> [Records for processing]:
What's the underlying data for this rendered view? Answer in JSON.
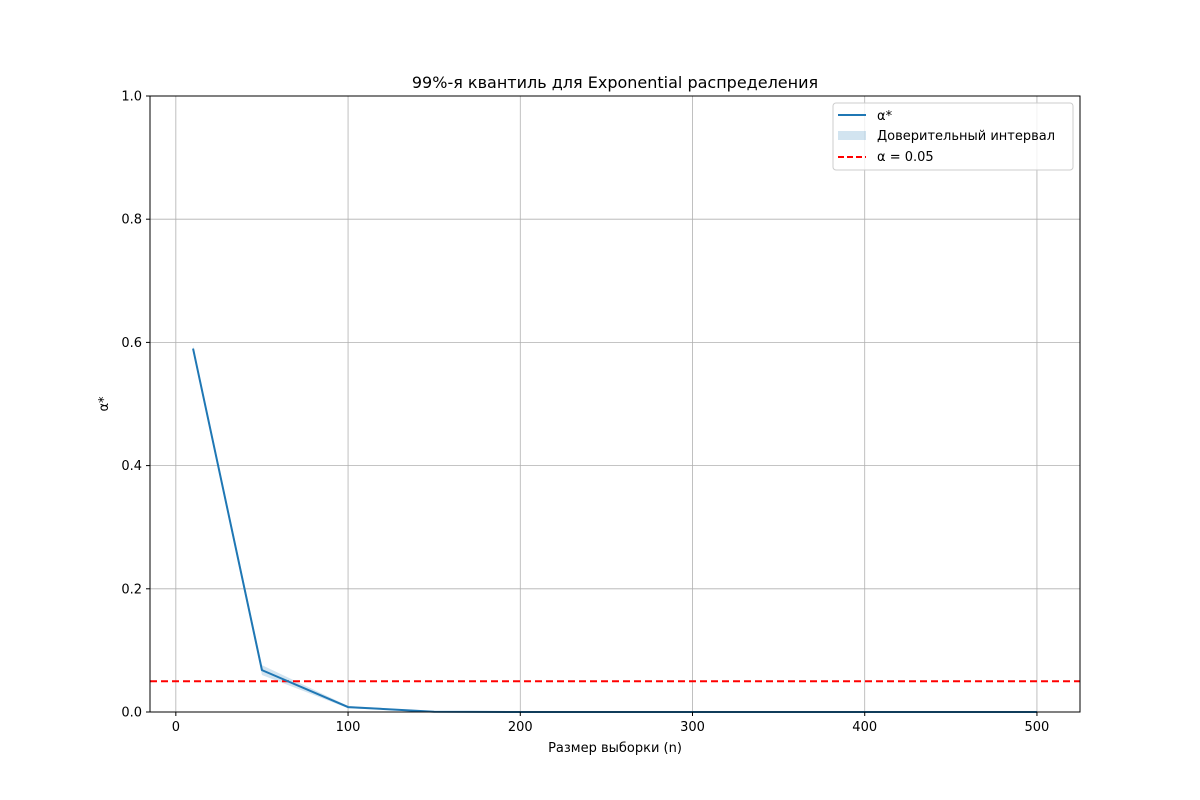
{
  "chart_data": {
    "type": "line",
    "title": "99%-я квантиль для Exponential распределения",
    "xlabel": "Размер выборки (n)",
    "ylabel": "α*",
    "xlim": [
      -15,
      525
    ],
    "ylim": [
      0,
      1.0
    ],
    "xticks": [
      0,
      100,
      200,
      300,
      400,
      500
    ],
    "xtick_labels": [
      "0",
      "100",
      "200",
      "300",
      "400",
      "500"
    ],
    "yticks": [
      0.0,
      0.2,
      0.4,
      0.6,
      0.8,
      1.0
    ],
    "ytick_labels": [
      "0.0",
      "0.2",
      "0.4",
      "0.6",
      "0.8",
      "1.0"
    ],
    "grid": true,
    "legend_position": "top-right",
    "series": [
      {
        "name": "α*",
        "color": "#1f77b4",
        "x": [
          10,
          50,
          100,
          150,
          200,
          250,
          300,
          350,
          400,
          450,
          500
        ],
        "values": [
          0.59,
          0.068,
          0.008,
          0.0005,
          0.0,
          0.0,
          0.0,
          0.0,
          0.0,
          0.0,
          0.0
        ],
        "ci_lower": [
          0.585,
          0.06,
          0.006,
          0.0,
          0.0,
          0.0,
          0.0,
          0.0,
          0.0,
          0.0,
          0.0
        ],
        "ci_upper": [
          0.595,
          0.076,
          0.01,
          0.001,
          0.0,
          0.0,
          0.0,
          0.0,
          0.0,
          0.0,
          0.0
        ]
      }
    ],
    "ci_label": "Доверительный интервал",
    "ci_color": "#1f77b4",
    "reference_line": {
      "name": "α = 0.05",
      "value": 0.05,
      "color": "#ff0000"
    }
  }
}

> [To do]: Would you mind returning each entry above word for word, skipping the images?

> [The completed task]:
What's the underlying data for this rendered view? Answer in JSON.
{
  "chart_data": {
    "type": "line",
    "title": "99%-я квантиль для Exponential распределения",
    "xlabel": "Размер выборки (n)",
    "ylabel": "α*",
    "xlim": [
      -15,
      525
    ],
    "ylim": [
      0,
      1.0
    ],
    "xticks": [
      0,
      100,
      200,
      300,
      400,
      500
    ],
    "xtick_labels": [
      "0",
      "100",
      "200",
      "300",
      "400",
      "500"
    ],
    "yticks": [
      0.0,
      0.2,
      0.4,
      0.6,
      0.8,
      1.0
    ],
    "ytick_labels": [
      "0.0",
      "0.2",
      "0.4",
      "0.6",
      "0.8",
      "1.0"
    ],
    "grid": true,
    "legend_position": "top-right",
    "series": [
      {
        "name": "α*",
        "color": "#1f77b4",
        "x": [
          10,
          50,
          100,
          150,
          200,
          250,
          300,
          350,
          400,
          450,
          500
        ],
        "values": [
          0.59,
          0.068,
          0.008,
          0.0005,
          0.0,
          0.0,
          0.0,
          0.0,
          0.0,
          0.0,
          0.0
        ],
        "ci_lower": [
          0.585,
          0.06,
          0.006,
          0.0,
          0.0,
          0.0,
          0.0,
          0.0,
          0.0,
          0.0,
          0.0
        ],
        "ci_upper": [
          0.595,
          0.076,
          0.01,
          0.001,
          0.0,
          0.0,
          0.0,
          0.0,
          0.0,
          0.0,
          0.0
        ]
      }
    ],
    "ci_label": "Доверительный интервал",
    "ci_color": "#1f77b4",
    "reference_line": {
      "name": "α = 0.05",
      "value": 0.05,
      "color": "#ff0000"
    }
  }
}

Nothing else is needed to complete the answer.